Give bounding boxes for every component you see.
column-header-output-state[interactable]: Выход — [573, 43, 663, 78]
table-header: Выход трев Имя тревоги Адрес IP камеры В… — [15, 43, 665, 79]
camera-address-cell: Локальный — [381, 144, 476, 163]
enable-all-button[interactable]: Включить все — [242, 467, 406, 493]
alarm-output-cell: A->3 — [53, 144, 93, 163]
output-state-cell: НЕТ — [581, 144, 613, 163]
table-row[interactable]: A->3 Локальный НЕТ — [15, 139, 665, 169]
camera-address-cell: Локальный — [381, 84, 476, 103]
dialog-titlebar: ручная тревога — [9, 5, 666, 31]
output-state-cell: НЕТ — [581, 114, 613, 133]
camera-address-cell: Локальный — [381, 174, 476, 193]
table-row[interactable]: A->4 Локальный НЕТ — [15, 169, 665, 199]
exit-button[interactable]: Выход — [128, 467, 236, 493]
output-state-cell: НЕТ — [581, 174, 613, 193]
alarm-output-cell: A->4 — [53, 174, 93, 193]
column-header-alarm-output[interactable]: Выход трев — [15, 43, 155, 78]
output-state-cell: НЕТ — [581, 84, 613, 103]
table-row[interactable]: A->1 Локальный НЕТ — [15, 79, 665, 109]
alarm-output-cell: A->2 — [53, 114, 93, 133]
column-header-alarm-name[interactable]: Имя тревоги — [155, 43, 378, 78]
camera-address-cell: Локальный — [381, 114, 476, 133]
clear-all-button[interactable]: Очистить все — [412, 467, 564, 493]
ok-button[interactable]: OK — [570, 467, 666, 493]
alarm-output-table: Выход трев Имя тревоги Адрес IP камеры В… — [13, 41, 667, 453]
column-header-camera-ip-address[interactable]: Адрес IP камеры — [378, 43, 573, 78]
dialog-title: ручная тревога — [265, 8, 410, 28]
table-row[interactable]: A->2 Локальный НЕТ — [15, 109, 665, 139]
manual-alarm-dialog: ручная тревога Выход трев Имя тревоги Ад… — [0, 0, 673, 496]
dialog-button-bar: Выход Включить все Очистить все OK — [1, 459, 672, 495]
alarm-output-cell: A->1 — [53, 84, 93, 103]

● Objective:
Write out the records above again, putting "ДА" everywhere "НЕТ" appears and keeping everything else the same.

● Output of the task:
Give bounding boxes for every component you see.
column-header-output-state[interactable]: Выход — [573, 43, 663, 78]
table-header: Выход трев Имя тревоги Адрес IP камеры В… — [15, 43, 665, 79]
camera-address-cell: Локальный — [381, 144, 476, 163]
enable-all-button[interactable]: Включить все — [242, 467, 406, 493]
alarm-output-cell: A->3 — [53, 144, 93, 163]
output-state-cell: ДА — [581, 144, 613, 163]
table-row[interactable]: A->3 Локальный ДА — [15, 139, 665, 169]
camera-address-cell: Локальный — [381, 84, 476, 103]
dialog-titlebar: ручная тревога — [9, 5, 666, 31]
output-state-cell: ДА — [581, 114, 613, 133]
camera-address-cell: Локальный — [381, 174, 476, 193]
table-row[interactable]: A->4 Локальный ДА — [15, 169, 665, 199]
exit-button[interactable]: Выход — [128, 467, 236, 493]
output-state-cell: ДА — [581, 174, 613, 193]
alarm-output-cell: A->4 — [53, 174, 93, 193]
column-header-alarm-output[interactable]: Выход трев — [15, 43, 155, 78]
output-state-cell: ДА — [581, 84, 613, 103]
table-row[interactable]: A->1 Локальный ДА — [15, 79, 665, 109]
alarm-output-cell: A->2 — [53, 114, 93, 133]
column-header-alarm-name[interactable]: Имя тревоги — [155, 43, 378, 78]
camera-address-cell: Локальный — [381, 114, 476, 133]
clear-all-button[interactable]: Очистить все — [412, 467, 564, 493]
ok-button[interactable]: OK — [570, 467, 666, 493]
alarm-output-table: Выход трев Имя тревоги Адрес IP камеры В… — [13, 41, 667, 453]
column-header-camera-ip-address[interactable]: Адрес IP камеры — [378, 43, 573, 78]
dialog-title: ручная тревога — [265, 8, 410, 28]
table-row[interactable]: A->2 Локальный ДА — [15, 109, 665, 139]
manual-alarm-dialog: ручная тревога Выход трев Имя тревоги Ад… — [0, 0, 673, 496]
dialog-button-bar: Выход Включить все Очистить все OK — [1, 459, 672, 495]
alarm-output-cell: A->1 — [53, 84, 93, 103]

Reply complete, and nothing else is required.